Сегодня слово сепаратизм почти забыто, но в начале 1990-х независимость от федерального центра пыталась провозгласить не только мятежная Чечня, но и Свердловская область.

Первичный передел

Первый удар по идее национальной нефтяной компании был нанесен из Казани. Получить контроль над «Татнефтью» не удавалось больше года. В феврале 1994 года был подписан договор между Татарстаном и Россией о разграничении предметов ведения и взаимном делегировании полномочий. Согласно ему интересы региона и федерального центра в нефтедобыче определялись специальными соглашениями. После это буквально за месяц производственное объединение «Татнефть» преобразовано в акционерное общество, контроль над которым перешел к правительству республики, а не к национальной нефтяной компании.

Спустя год этим же путем прошла и «Башнефть». Башкирский путь оказался еще более замысловатым. Под контроль республиканских властей, причем в виде отдельной структуры («Башнефтехимзаводы»), перешли и все НПЗ на территории Башкирии. Причем, в данном случае ради политического компромисса пожертвовали активами не только «Роснефти», но и «Лукойла», потерявшего Новоуфимский завод.

Впрочем, не только национальные республики разменивали политические возможности на нефтяную «прибавку». Один из любимых Борисом Ельциным губернаторов Борис Немцов, которому в 1994 году первый президент то ли в шутку, то ли всерьез предложил стать вторым, сумел пролоббировать создание Нижегородской нефтяной компании.

Вообще создание очередной нефтяной компании, оформлявшееся постановлением правительства, начиналось фразой «в соответствии с указом №1403…». Для легитимизации процесса был издан еще один указ, №327, с весьма символической датой 1 апреля 1995 года. И не менее символическим названием «О первоочередных мерах по совершенствованию деятельности нефтяных компаний».

Согласно ему «Роснефть» превращалась в акционерное общество. Хитрость указа заключалась в том, что он поручал «правительству Российской Федерации определить перечень акционерных обществ, акции которых вносятся в уставный капитал НК «Роснефть», утвердить учредительные документы этой нефтяной компании, обеспечить формирование ее уставного капитала и органов управления».

Речь шла уже как бы о новой «Роснефти», а значит, и указ 1403 вроде бы и не действовал. Причем, в дальнейшем логика была еще более извращенной. Каждый раз, извлекая очередной, первоначально «роснефтевский» актив, председатель правительства ссылался одновременно на два указа.

————————

= Задания =
1. Ответьте по отрывку о нефтяных компаниях 1990-х:
(а) В каком месяце и году был подписан договор между Татарстаном и Россией о разграничении предметов ведения?
(б) Какой завод потерял «Лукойл» в Башкирии?
(в) Под каким номером и от какой даты был издан указ «О первоочередных мерах по совершенствованию деятельности нефтяных компаний»?
2. Приведите продолжение отрывка о нефтяных компаниях 1990-х, начав сразу после его последнего предложения.
Материал для выполнения заданий не требуется.

= Материал =

————————

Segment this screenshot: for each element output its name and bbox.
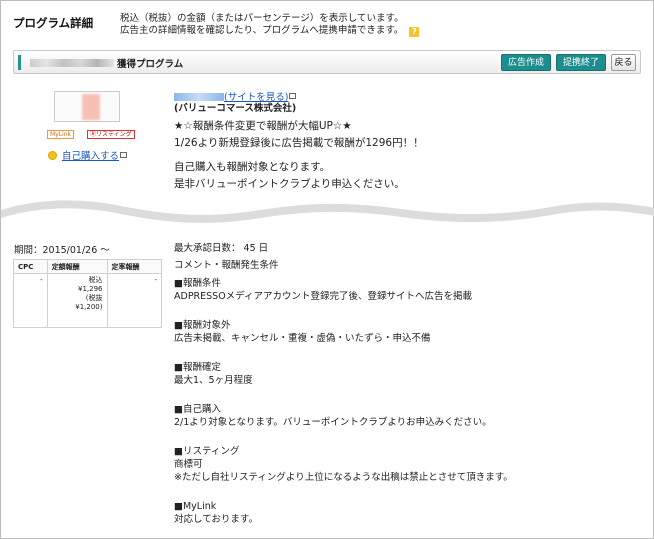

————————

= Ответы =
1.
(а) В феврале 1994 года.
(б) Новоуфимский завод.
(в) Указ №327 от 1 апреля 1995 года.

2.
За ними следовала «просьба» от очередного субъекта федерации. В итоге, по сути, легитимизировалась ситуация для отпочкования очередной компании. Таким образом, можно было выделить уже подготовленную под передачу в нужные руки нефтяную компанию. Именно таким путем перед президентскими выборами 1996 года «готовились» залоговые аукционы в нефтяной отрасли.

В случае с «НОРСИ-ойл» речь шла о ходатайстве администраций Нижегородской и Владимирской областей, а также правительств Марий Эл и Удмуртии. С точки зрения здравого смысла создание нефтяной компании из НПЗ в городе Кстово и четырех сбытовых предприятий было абсолютно абсурдным. Лишенная собственной ресурсной базы компания в условиях массовых неплатежей того времени была обречена на давальческие схемы, при которых «нижегородской» НК оставалась практически только плата за переработку. В этих условиях решать проблему нефтепродуктообеспечения Поволжья, для чего все и задумывалось, было практически невозможно, налоги в областной бюджет были минимальны.

Вообще судьба «НОРСИ-ойл» весьма показательна. Ею руководил Сергей Кириенко, ставший затем первым замминистра топлива и энергетики и премьер-министром. Его попытки привлечь в этот актив банковский капитал закончились ничем. Как и идея создания на ее базе ни много ни мало финансово-промышленной группы с громким названием «Волжская нефтяная компания» и громкими именами «Лукойл», «Альфа-Банк», «Онэксим-банк», «Инкомбанк». Логичная попытка объединить татарское с нижегородским (в какой-то момент «Татнефть» даже владела почти 8,5% акций «НОРСИ-ойла») также не увенчалась успехом.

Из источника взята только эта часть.